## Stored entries
########
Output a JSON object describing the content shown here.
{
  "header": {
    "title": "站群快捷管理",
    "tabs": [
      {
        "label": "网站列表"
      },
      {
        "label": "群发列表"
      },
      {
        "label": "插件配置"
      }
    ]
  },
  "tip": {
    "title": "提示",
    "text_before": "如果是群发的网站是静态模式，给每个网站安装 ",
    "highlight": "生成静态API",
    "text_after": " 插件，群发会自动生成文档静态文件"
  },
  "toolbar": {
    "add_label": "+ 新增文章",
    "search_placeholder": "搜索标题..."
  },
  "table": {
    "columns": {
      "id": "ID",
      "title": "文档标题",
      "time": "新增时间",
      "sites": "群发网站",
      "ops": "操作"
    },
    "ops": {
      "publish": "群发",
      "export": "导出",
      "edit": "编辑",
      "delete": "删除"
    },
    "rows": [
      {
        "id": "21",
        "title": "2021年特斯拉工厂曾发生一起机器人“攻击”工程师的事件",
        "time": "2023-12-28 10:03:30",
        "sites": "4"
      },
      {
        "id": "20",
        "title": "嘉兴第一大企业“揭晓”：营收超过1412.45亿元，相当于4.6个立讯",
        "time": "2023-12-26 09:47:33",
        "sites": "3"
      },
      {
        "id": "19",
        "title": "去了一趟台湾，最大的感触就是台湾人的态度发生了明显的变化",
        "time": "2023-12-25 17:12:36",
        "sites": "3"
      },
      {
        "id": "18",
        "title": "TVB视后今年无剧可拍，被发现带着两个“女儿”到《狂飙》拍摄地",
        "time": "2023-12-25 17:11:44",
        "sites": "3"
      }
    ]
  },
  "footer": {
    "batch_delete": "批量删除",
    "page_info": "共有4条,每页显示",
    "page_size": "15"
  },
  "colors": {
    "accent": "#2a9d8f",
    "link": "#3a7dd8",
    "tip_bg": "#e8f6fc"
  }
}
########
## GOAL
The records above need to be transcribed in full. Keep every character unchanged.

## TASK OUTPUT
Output a JSON object describing the content shown here.
{
  "header": {
    "title": "站群快捷管理",
    "tabs": [
      {
        "label": "网站列表"
      },
      {
        "label": "群发列表"
      },
      {
        "label": "插件配置"
      }
    ]
  },
  "tip": {
    "title": "提示",
    "text_before": "如果是群发的网站是静态模式，给每个网站安装 ",
    "highlight": "生成静态API",
    "text_after": " 插件，群发会自动生成文档静态文件"
  },
  "toolbar": {
    "add_label": "+ 新增文章",
    "search_placeholder": "搜索标题..."
  },
  "table": {
    "columns": {
      "id": "ID",
      "title": "文档标题",
      "time": "新增时间",
      "sites": "群发网站",
      "ops": "操作"
    },
    "ops": {
      "publish": "群发",
      "export": "导出",
      "edit": "编辑",
      "delete": "删除"
    },
    "rows": [
      {
        "id": "21",
        "title": "2021年特斯拉工厂曾发生一起机器人“攻击”工程师的事件",
        "time": "2023-12-28 10:03:30",
        "sites": "4"
      },
      {
        "id": "20",
        "title": "嘉兴第一大企业“揭晓”：营收超过1412.45亿元，相当于4.6个立讯",
        "time": "2023-12-26 09:47:33",
        "sites": "3"
      },
      {
        "id": "19",
        "title": "去了一趟台湾，最大的感触就是台湾人的态度发生了明显的变化",
        "time": "2023-12-25 17:12:36",
        "sites": "3"
      },
      {
        "id": "18",
        "title": "TVB视后今年无剧可拍，被发现带着两个“女儿”到《狂飙》拍摄地",
        "time": "2023-12-25 17:11:44",
        "sites": "3"
      }
    ]
  },
  "footer": {
    "batch_delete": "批量删除",
    "page_info": "共有4条,每页显示",
    "page_size": "15"
  },
  "colors": {
    "accent": "#2a9d8f",
    "link": "#3a7dd8",
    "tip_bg": "#e8f6fc"
  }
}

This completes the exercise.